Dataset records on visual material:

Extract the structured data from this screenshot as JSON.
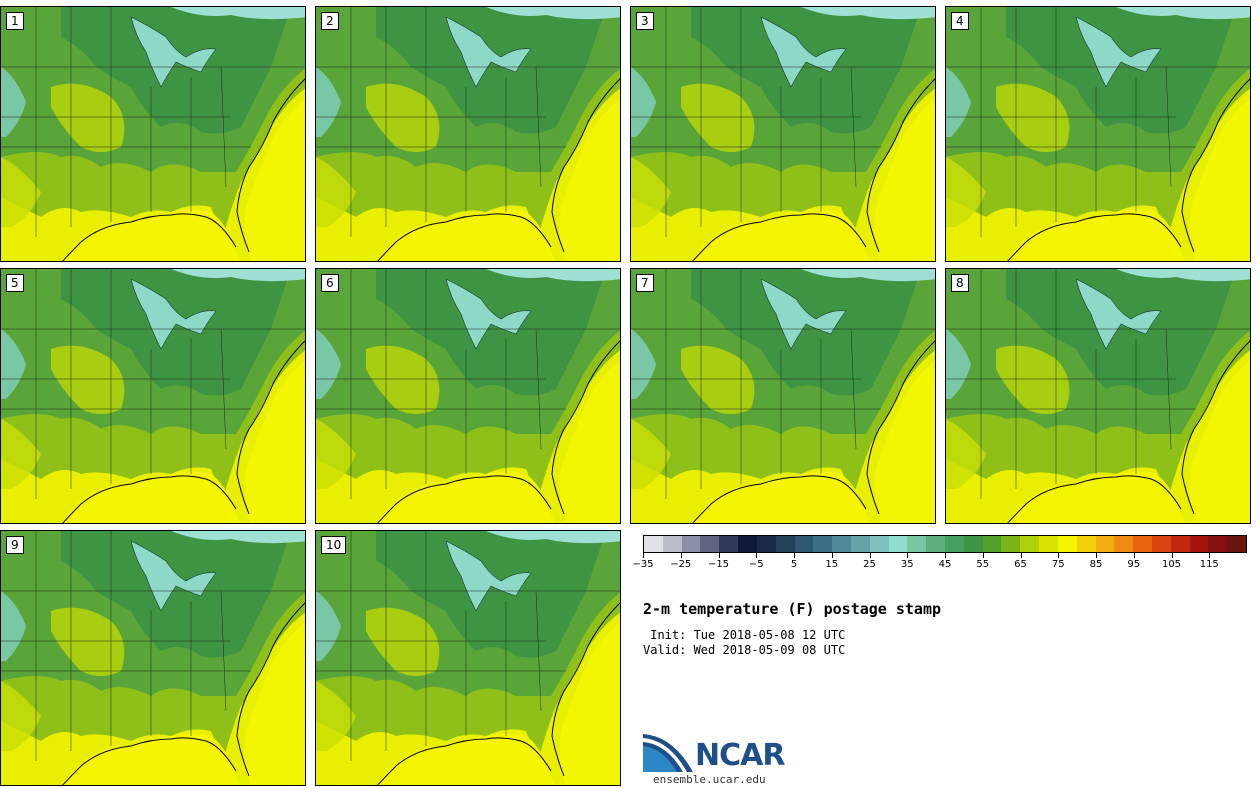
{
  "panels": [
    {
      "label": "1"
    },
    {
      "label": "2"
    },
    {
      "label": "3"
    },
    {
      "label": "4"
    },
    {
      "label": "5"
    },
    {
      "label": "6"
    },
    {
      "label": "7"
    },
    {
      "label": "8"
    },
    {
      "label": "9"
    },
    {
      "label": "10"
    }
  ],
  "colorbar": {
    "colors": [
      "#dfe3e8",
      "#b8bccb",
      "#8a8fa6",
      "#5e6580",
      "#303a58",
      "#0f1a36",
      "#1a2a48",
      "#25405d",
      "#2f5672",
      "#3e6f86",
      "#4f8999",
      "#63a3a8",
      "#7ec0bc",
      "#92dcd2",
      "#78c7a3",
      "#5bb27f",
      "#46a061",
      "#3d9445",
      "#4fa02d",
      "#7cb518",
      "#aed00b",
      "#d6e400",
      "#f5f500",
      "#f4d00c",
      "#f2ad13",
      "#f08a14",
      "#e86611",
      "#d8460f",
      "#c0290f",
      "#a3160f",
      "#861010",
      "#6b150f"
    ],
    "tick_labels": [
      "−35",
      "−25",
      "−15",
      "−5",
      "5",
      "15",
      "25",
      "35",
      "45",
      "55",
      "65",
      "75",
      "85",
      "95",
      "105",
      "115"
    ]
  },
  "title": "2-m temperature (F) postage stamp",
  "init": " Init: Tue 2018-05-08 12 UTC",
  "valid": "Valid: Wed 2018-05-09 08 UTC",
  "logo": {
    "text": "NCAR",
    "site": "ensemble.ucar.edu",
    "brand_color": "#1f4f8a"
  }
}
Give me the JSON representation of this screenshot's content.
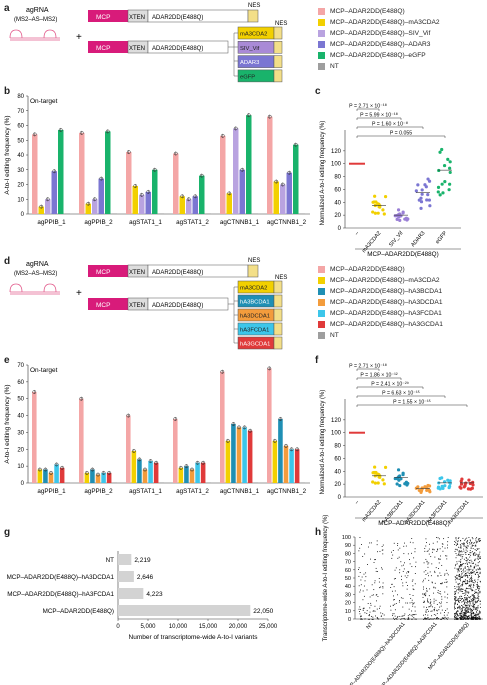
{
  "panels": {
    "a": "a",
    "b": "b",
    "c": "c",
    "d": "d",
    "e": "e",
    "f": "f",
    "g": "g",
    "h": "h"
  },
  "construct_a": {
    "agrna_label": "agRNA",
    "agrna_sub": "(MS2–AS–MS2)",
    "plus": "+",
    "nes": "NES",
    "mcp": "MCP",
    "xten": "XTEN",
    "adar": "ADAR2DD(E488Q)",
    "fusions": [
      "mA3CDA2",
      "SIV_Vif",
      "ADAR3",
      "eGFP"
    ]
  },
  "construct_d": {
    "agrna_label": "agRNA",
    "agrna_sub": "(MS2–AS–MS2)",
    "plus": "+",
    "nes": "NES",
    "mcp": "MCP",
    "xten": "XTEN",
    "adar": "ADAR2DD(E488Q)",
    "fusions": [
      "mA3CDA2",
      "hA3BCDA1",
      "hA3DCDA1",
      "hA3FCDA1",
      "hA3GCDA1"
    ]
  },
  "legend_top": [
    {
      "label": "MCP–ADAR2DD(E488Q)",
      "color": "#f4a6a6"
    },
    {
      "label": "MCP–ADAR2DD(E488Q)–mA3CDA2",
      "color": "#f2d000"
    },
    {
      "label": "MCP–ADAR2DD(E488Q)–SIV_Vif",
      "color": "#b9a3e0"
    },
    {
      "label": "MCP–ADAR2DD(E488Q)–ADAR3",
      "color": "#7b76d2"
    },
    {
      "label": "MCP–ADAR2DD(E488Q)–eGFP",
      "color": "#19b36b"
    },
    {
      "label": "NT",
      "color": "#9e9e9e"
    }
  ],
  "legend_mid": [
    {
      "label": "MCP–ADAR2DD(E488Q)",
      "color": "#f4a6a6"
    },
    {
      "label": "MCP–ADAR2DD(E488Q)–mA3CDA2",
      "color": "#f2d000"
    },
    {
      "label": "MCP–ADAR2DD(E488Q)–hA3BCDA1",
      "color": "#1f8fb4"
    },
    {
      "label": "MCP–ADAR2DD(E488Q)–hA3DCDA1",
      "color": "#f39c3c"
    },
    {
      "label": "MCP–ADAR2DD(E488Q)–hA3FCDA1",
      "color": "#3cc6ea"
    },
    {
      "label": "MCP–ADAR2DD(E488Q)–hA3GCDA1",
      "color": "#e03a3a"
    },
    {
      "label": "NT",
      "color": "#9e9e9e"
    }
  ],
  "chart_data": [
    {
      "panel": "b",
      "type": "bar",
      "title": "On-target",
      "ylabel": "A-to-I editing frequency (%)",
      "ylim": [
        0,
        80
      ],
      "yticks": [
        0,
        10,
        20,
        30,
        40,
        50,
        60,
        70,
        80
      ],
      "categories": [
        "agPPIB_1",
        "agPPIB_2",
        "agSTAT1_1",
        "agSTAT1_2",
        "agCTNNB1_1",
        "agCTNNB1_2"
      ],
      "series": [
        {
          "color": "#f4a6a6",
          "values": [
            54,
            55,
            42,
            41,
            53,
            66
          ]
        },
        {
          "color": "#f2d000",
          "values": [
            5,
            7,
            19,
            12,
            14,
            22
          ]
        },
        {
          "color": "#b9a3e0",
          "values": [
            10,
            10,
            13,
            10,
            58,
            20
          ]
        },
        {
          "color": "#7b76d2",
          "values": [
            29,
            24,
            15,
            12,
            30,
            28
          ]
        },
        {
          "color": "#19b36b",
          "values": [
            57,
            56,
            30,
            26,
            67,
            47
          ]
        },
        {
          "color": "#9e9e9e",
          "values": [
            0,
            0,
            0,
            0,
            0,
            0
          ]
        }
      ]
    },
    {
      "panel": "c",
      "type": "scatter",
      "ylabel": "Normalized A-to-I editing frequency (%)",
      "ylim": [
        0,
        140
      ],
      "yticks": [
        0,
        20,
        40,
        60,
        80,
        100,
        120
      ],
      "categories": [
        "–",
        "mA3CDA2",
        "SIV_Vif",
        "ADAR3",
        "eGFP"
      ],
      "xlabel": "MCP–ADAR2DD(E488Q)",
      "means": [
        100,
        35,
        20,
        55,
        90
      ],
      "colors": [
        "#e03a3a",
        "#f2d000",
        "#9a7fd6",
        "#7b76d2",
        "#19b36b"
      ],
      "pvalues": [
        "P = 2.71 × 10⁻¹⁸",
        "P = 5.99 × 10⁻¹⁸",
        "P = 1.60 × 10⁻⁸",
        "P = 0.055"
      ]
    },
    {
      "panel": "e",
      "type": "bar",
      "title": "On-target",
      "ylabel": "A-to-I editing frequency (%)",
      "ylim": [
        0,
        70
      ],
      "yticks": [
        0,
        10,
        20,
        30,
        40,
        50,
        60,
        70
      ],
      "categories": [
        "agPPIB_1",
        "agPPIB_2",
        "agSTAT1_1",
        "agSTAT1_2",
        "agCTNNB1_1",
        "agCTNNB1_2"
      ],
      "series": [
        {
          "color": "#f4a6a6",
          "values": [
            54,
            50,
            40,
            38,
            66,
            68
          ]
        },
        {
          "color": "#f2d000",
          "values": [
            8,
            6,
            19,
            9,
            25,
            25
          ]
        },
        {
          "color": "#1f8fb4",
          "values": [
            8,
            8,
            14,
            10,
            35,
            38
          ]
        },
        {
          "color": "#f39c3c",
          "values": [
            6,
            5,
            8,
            8,
            33,
            22
          ]
        },
        {
          "color": "#3cc6ea",
          "values": [
            11,
            6,
            13,
            12,
            33,
            20
          ]
        },
        {
          "color": "#e03a3a",
          "values": [
            9,
            6,
            12,
            12,
            31,
            20
          ]
        },
        {
          "color": "#9e9e9e",
          "values": [
            0,
            0,
            0,
            0,
            0,
            0
          ]
        }
      ]
    },
    {
      "panel": "f",
      "type": "scatter",
      "ylabel": "Normalized A-to-I editing frequency (%)",
      "ylim": [
        0,
        140
      ],
      "yticks": [
        0,
        20,
        40,
        60,
        80,
        100,
        120
      ],
      "categories": [
        "–",
        "mA3CDA2",
        "hA3BCDA1",
        "hA3DCDA1",
        "hA3FCDA1",
        "hA3GCDA1"
      ],
      "xlabel": "MCP–ADAR2DD(E488Q)",
      "means": [
        100,
        33,
        30,
        13,
        22,
        22
      ],
      "colors": [
        "#e03a3a",
        "#f2d000",
        "#1f8fb4",
        "#f39c3c",
        "#3cc6ea",
        "#e03a3a"
      ],
      "pvalues": [
        "P = 2.71 × 10⁻¹⁸",
        "P = 1.86 × 10⁻¹²",
        "P = 2.41 × 10⁻²⁰",
        "P = 6.63 × 10⁻¹⁵",
        "P = 1.55 × 10⁻¹⁵"
      ]
    },
    {
      "panel": "g",
      "type": "bar",
      "xlabel": "Number of transcriptome-wide A-to-I variants",
      "xlim": [
        0,
        25000
      ],
      "xticks": [
        "0",
        "5,000",
        "10,000",
        "15,000",
        "20,000",
        "25,000"
      ],
      "categories": [
        "NT",
        "MCP–ADAR2DD(E488Q)–hA3DCDA1",
        "MCP–ADAR2DD(E488Q)–hA3FCDA1",
        "MCP–ADAR2DD(E488Q)"
      ],
      "values": [
        2219,
        2646,
        4223,
        22050
      ],
      "value_labels": [
        "2,219",
        "2,646",
        "4,223",
        "22,050"
      ],
      "color": "#d3d3d3"
    },
    {
      "panel": "h",
      "type": "scatter",
      "ylabel": "Transcriptome-wide A-to-I editing frequency (%)",
      "ylim": [
        0,
        100
      ],
      "yticks": [
        0,
        10,
        20,
        30,
        40,
        50,
        60,
        70,
        80,
        90,
        100
      ],
      "categories": [
        "NT",
        "MCP–ADAR2DD(E488Q)–hA3DCDA1",
        "MCP–ADAR2DD(E488Q)–hA3FCDA1",
        "MCP–ADAR2DD(E488Q)"
      ]
    }
  ]
}
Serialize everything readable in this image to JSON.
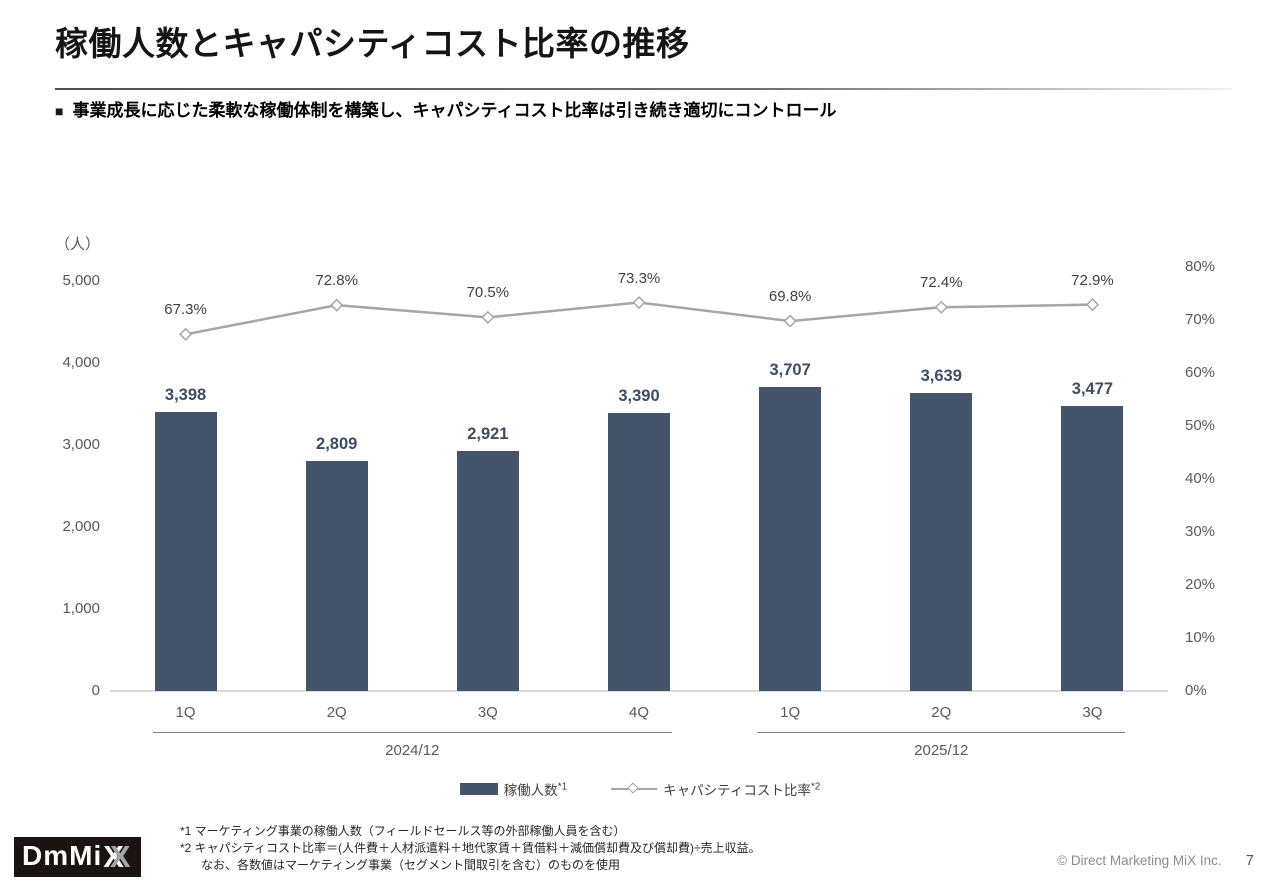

§ Required task: List the lines of the records where "screenshot" occurs.

§ Reply to the exercise:
Extract the structured data from this screenshot as JSON.
Give me the JSON representation of this screenshot's content.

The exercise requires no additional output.